▶ Exercise
Scan the entries below and extract each line with the word "verified" in it.

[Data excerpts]
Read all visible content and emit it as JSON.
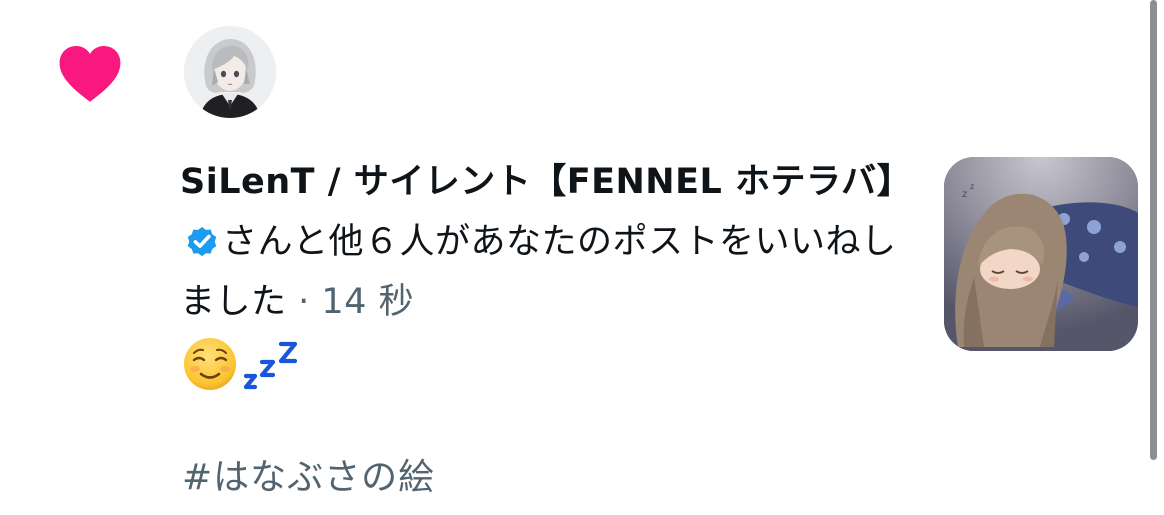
{
  "notification": {
    "type_icon": "heart-icon",
    "avatar_icon": "avatar-anime-character",
    "user_name": "SiLenT / サイレント【FENNEL ホテラバ】",
    "verified_icon": "verified-badge-icon",
    "action_text": "さんと他６人があなたのポストをいいねしました",
    "separator": " · ",
    "timestamp": "14 秒",
    "emoji": [
      "relieved-face-emoji",
      "zzz-emoji"
    ],
    "post_text": "#はなぶさの絵",
    "thumbnail": "sleeping-girl-illustration"
  },
  "colors": {
    "heart": "#f91880",
    "verified": "#1d9bf0",
    "zzz": "#1a56db",
    "secondary_text": "#536471",
    "primary_text": "#0f1419"
  }
}
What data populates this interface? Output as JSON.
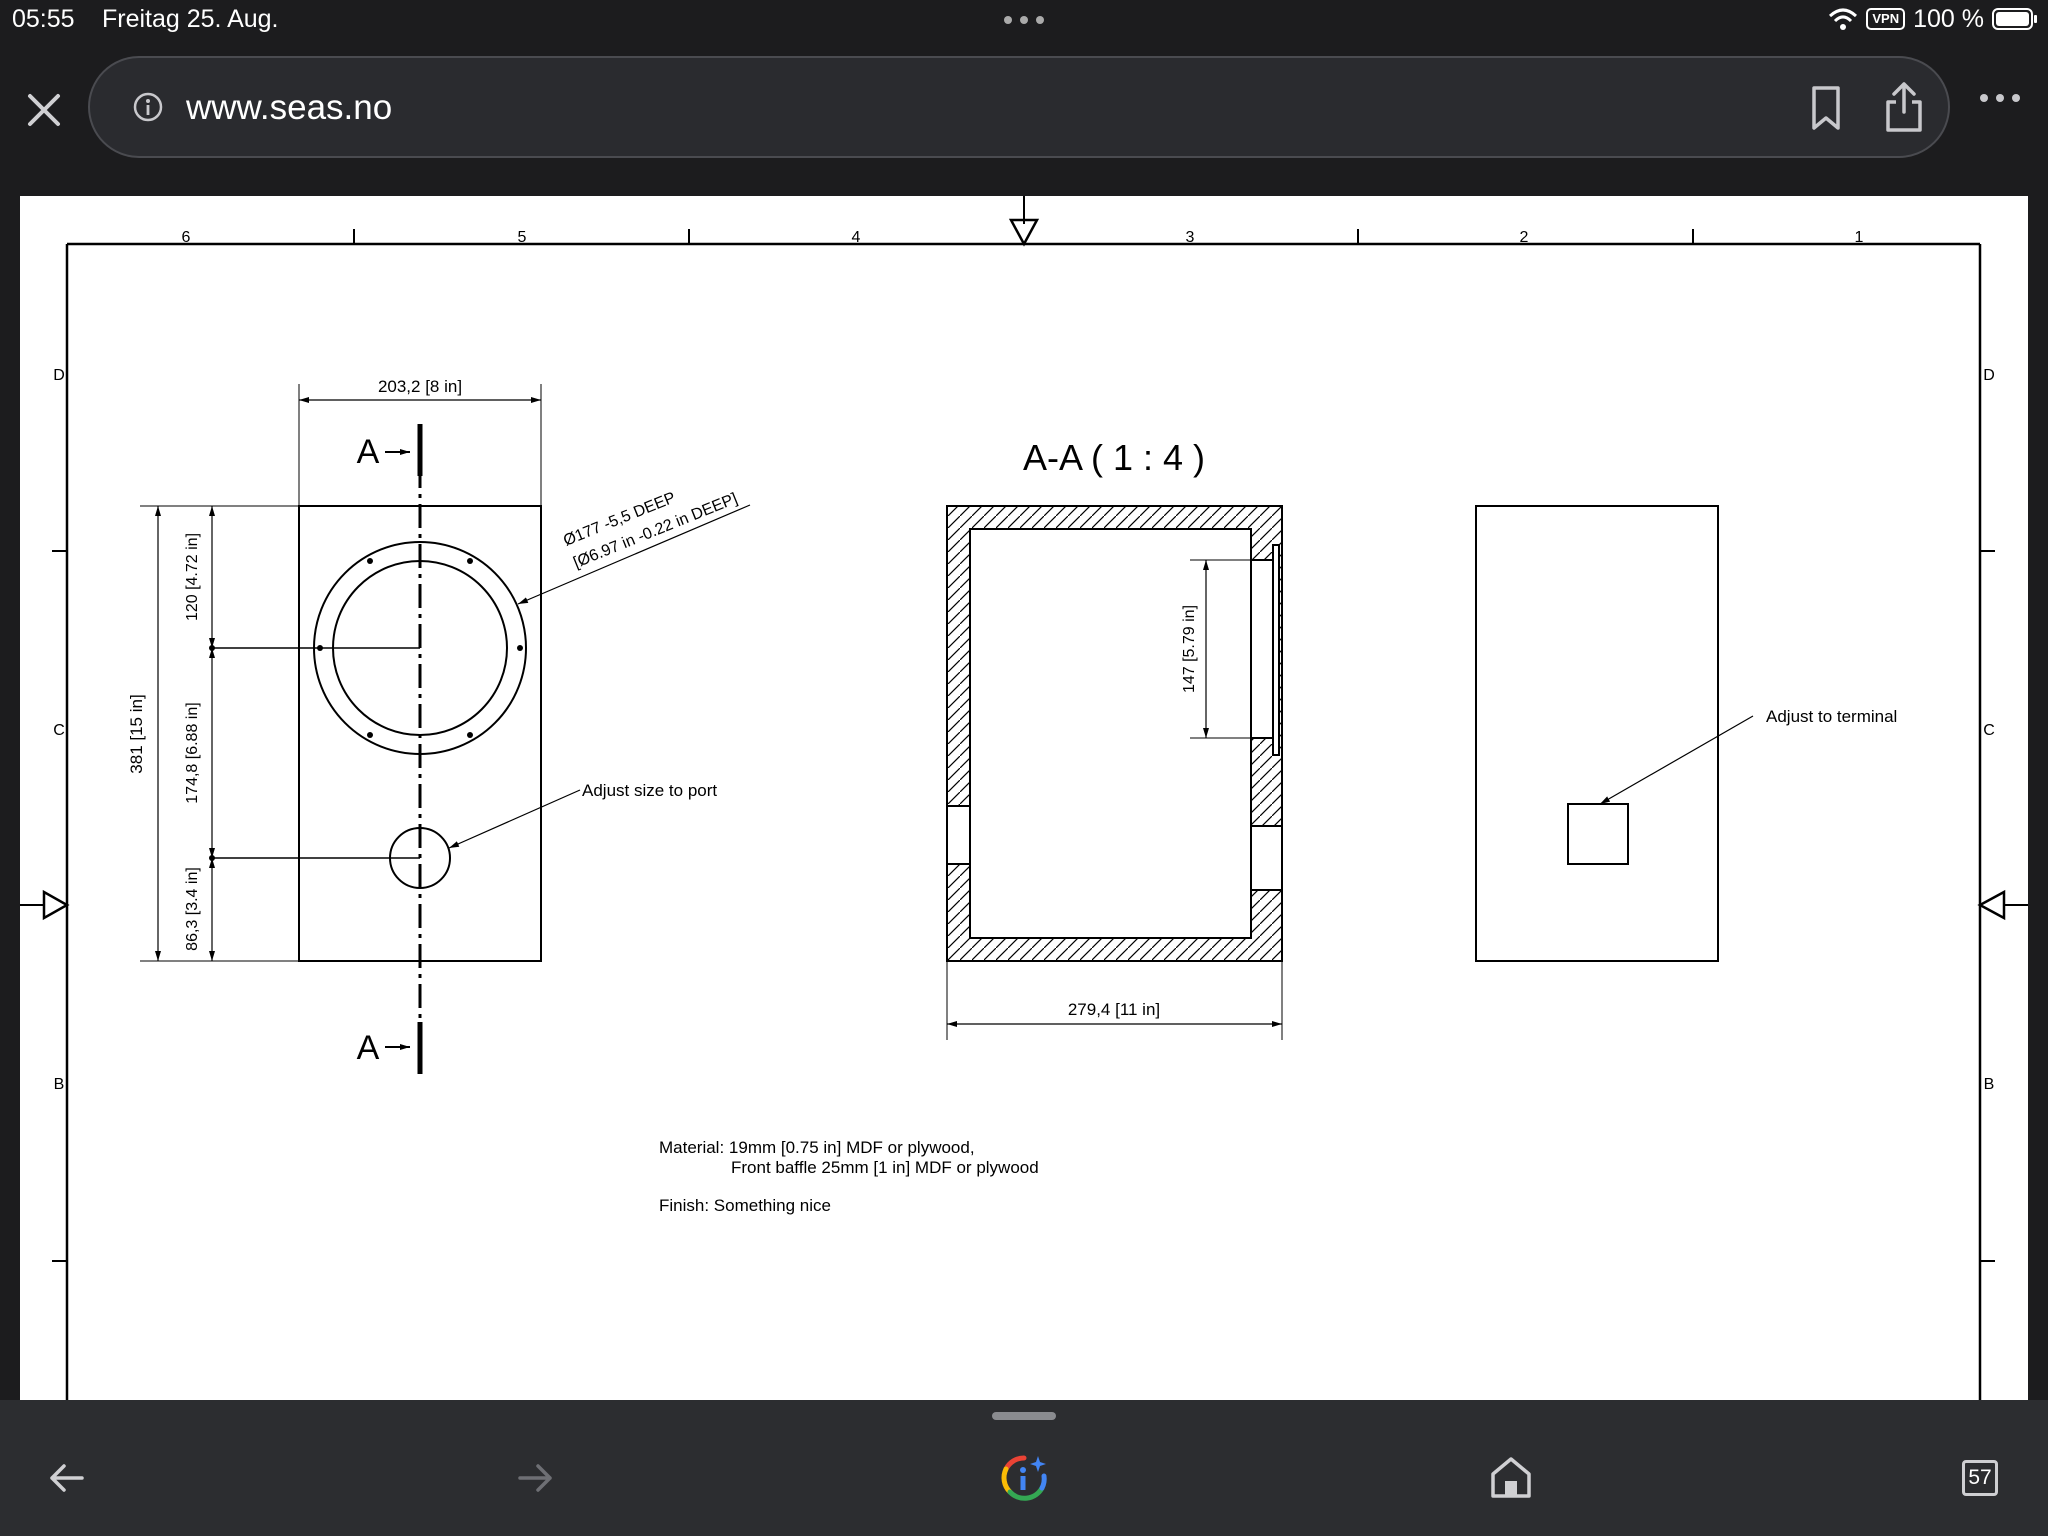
{
  "status_bar": {
    "time": "05:55",
    "date": "Freitag 25. Aug.",
    "vpn": "VPN",
    "battery": "100 %"
  },
  "browser": {
    "url": "www.seas.no"
  },
  "drawing": {
    "frame": {
      "columns": [
        "6",
        "5",
        "4",
        "3",
        "2",
        "1"
      ],
      "rows": [
        "D",
        "C",
        "B"
      ]
    },
    "front_view": {
      "width_dim": "203,2 [8 in]",
      "height_dim": "381 [15 in]",
      "dim_top": "120 [4.72 in]",
      "dim_mid": "174,8 [6.88 in]",
      "dim_bottom": "86,3 [3.4 in]",
      "section_mark": "A",
      "cutout_note_1": "Ø177 -5,5 DEEP",
      "cutout_note_2": "[Ø6.97 in -0.22 in DEEP]",
      "port_note": "Adjust size to port"
    },
    "section_view": {
      "title": "A-A ( 1 : 4 )",
      "depth_dim": "279,4 [11 in]",
      "recess_dim": "147 [5.79 in]"
    },
    "rear_view": {
      "terminal_note": "Adjust to terminal"
    },
    "notes": {
      "material_1": "Material: 19mm [0.75 in] MDF or plywood,",
      "material_2": "Front baffle 25mm [1 in] MDF or plywood",
      "finish": "Finish: Something nice"
    }
  },
  "bottom_bar": {
    "tab_count": "57"
  },
  "colors": {
    "chrome_bg": "#1c1c1e",
    "url_pill": "#2a2b2f",
    "bottom_bar": "#2c2d30",
    "paper": "#ffffff",
    "ink": "#000000"
  }
}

▶ Output for this task
    "verified_icon": "verified-badge-icon",
    "verified": "#1d9bf0",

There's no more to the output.